- [What you will do]: Every record below should be printed exactly as given.

- [Provided data]:
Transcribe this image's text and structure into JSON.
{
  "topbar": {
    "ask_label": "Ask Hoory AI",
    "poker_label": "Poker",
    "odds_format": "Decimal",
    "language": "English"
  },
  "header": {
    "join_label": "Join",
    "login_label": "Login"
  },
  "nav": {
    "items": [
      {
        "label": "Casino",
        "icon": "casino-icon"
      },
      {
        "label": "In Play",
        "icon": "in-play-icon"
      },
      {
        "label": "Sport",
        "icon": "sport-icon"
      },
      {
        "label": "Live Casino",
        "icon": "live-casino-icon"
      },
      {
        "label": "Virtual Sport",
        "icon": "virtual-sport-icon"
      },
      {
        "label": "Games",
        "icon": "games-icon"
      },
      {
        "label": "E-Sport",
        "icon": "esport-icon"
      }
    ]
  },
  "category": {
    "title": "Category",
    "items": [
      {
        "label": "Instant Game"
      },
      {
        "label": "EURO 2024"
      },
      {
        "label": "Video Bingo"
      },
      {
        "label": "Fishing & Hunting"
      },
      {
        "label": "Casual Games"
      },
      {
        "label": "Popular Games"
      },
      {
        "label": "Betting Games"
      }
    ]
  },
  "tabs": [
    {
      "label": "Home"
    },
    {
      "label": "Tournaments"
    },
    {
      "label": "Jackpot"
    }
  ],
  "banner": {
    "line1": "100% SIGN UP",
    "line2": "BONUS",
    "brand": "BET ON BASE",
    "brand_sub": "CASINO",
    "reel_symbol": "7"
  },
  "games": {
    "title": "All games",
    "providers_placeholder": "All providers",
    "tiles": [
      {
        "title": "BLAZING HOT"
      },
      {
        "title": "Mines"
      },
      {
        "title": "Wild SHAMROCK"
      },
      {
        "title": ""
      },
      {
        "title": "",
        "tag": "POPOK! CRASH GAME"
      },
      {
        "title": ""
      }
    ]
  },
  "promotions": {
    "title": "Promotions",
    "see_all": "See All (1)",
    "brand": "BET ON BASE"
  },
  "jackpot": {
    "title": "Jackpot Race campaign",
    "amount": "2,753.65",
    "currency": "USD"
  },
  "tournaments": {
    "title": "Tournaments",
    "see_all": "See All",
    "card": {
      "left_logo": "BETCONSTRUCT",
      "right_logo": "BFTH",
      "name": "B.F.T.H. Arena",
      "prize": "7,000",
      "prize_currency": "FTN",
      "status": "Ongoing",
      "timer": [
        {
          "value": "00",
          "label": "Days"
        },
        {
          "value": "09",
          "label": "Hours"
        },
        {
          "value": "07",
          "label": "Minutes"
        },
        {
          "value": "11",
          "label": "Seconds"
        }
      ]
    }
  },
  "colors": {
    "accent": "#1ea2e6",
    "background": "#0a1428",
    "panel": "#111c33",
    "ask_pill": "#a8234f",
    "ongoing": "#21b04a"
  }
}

- [Exercise solution]:
Transcribe this image's text and structure into JSON.
{
  "topbar": {
    "ask_label": "Ask Hoory AI",
    "poker_label": "Poker",
    "odds_format": "Decimal",
    "language": "English"
  },
  "header": {
    "join_label": "Join",
    "login_label": "Login"
  },
  "nav": {
    "items": [
      {
        "label": "Casino",
        "icon": "casino-icon"
      },
      {
        "label": "In Play",
        "icon": "in-play-icon"
      },
      {
        "label": "Sport",
        "icon": "sport-icon"
      },
      {
        "label": "Live Casino",
        "icon": "live-casino-icon"
      },
      {
        "label": "Virtual Sport",
        "icon": "virtual-sport-icon"
      },
      {
        "label": "Games",
        "icon": "games-icon"
      },
      {
        "label": "E-Sport",
        "icon": "esport-icon"
      }
    ]
  },
  "category": {
    "title": "Category",
    "items": [
      {
        "label": "Instant Game"
      },
      {
        "label": "EURO 2024"
      },
      {
        "label": "Video Bingo"
      },
      {
        "label": "Fishing & Hunting"
      },
      {
        "label": "Casual Games"
      },
      {
        "label": "Popular Games"
      },
      {
        "label": "Betting Games"
      }
    ]
  },
  "tabs": [
    {
      "label": "Home"
    },
    {
      "label": "Tournaments"
    },
    {
      "label": "Jackpot"
    }
  ],
  "banner": {
    "line1": "100% SIGN UP",
    "line2": "BONUS",
    "brand": "BET ON BASE",
    "brand_sub": "CASINO",
    "reel_symbol": "7"
  },
  "games": {
    "title": "All games",
    "providers_placeholder": "All providers",
    "tiles": [
      {
        "title": "BLAZING HOT"
      },
      {
        "title": "Mines"
      },
      {
        "title": "Wild SHAMROCK"
      },
      {
        "title": ""
      },
      {
        "title": "",
        "tag": "POPOK! CRASH GAME"
      },
      {
        "title": ""
      }
    ]
  },
  "promotions": {
    "title": "Promotions",
    "see_all": "See All (1)",
    "brand": "BET ON BASE"
  },
  "jackpot": {
    "title": "Jackpot Race campaign",
    "amount": "2,753.65",
    "currency": "USD"
  },
  "tournaments": {
    "title": "Tournaments",
    "see_all": "See All",
    "card": {
      "left_logo": "BETCONSTRUCT",
      "right_logo": "BFTH",
      "name": "B.F.T.H. Arena",
      "prize": "7,000",
      "prize_currency": "FTN",
      "status": "Ongoing",
      "timer": [
        {
          "value": "00",
          "label": "Days"
        },
        {
          "value": "09",
          "label": "Hours"
        },
        {
          "value": "07",
          "label": "Minutes"
        },
        {
          "value": "11",
          "label": "Seconds"
        }
      ]
    }
  },
  "colors": {
    "accent": "#1ea2e6",
    "background": "#0a1428",
    "panel": "#111c33",
    "ask_pill": "#a8234f",
    "ongoing": "#21b04a"
  }
}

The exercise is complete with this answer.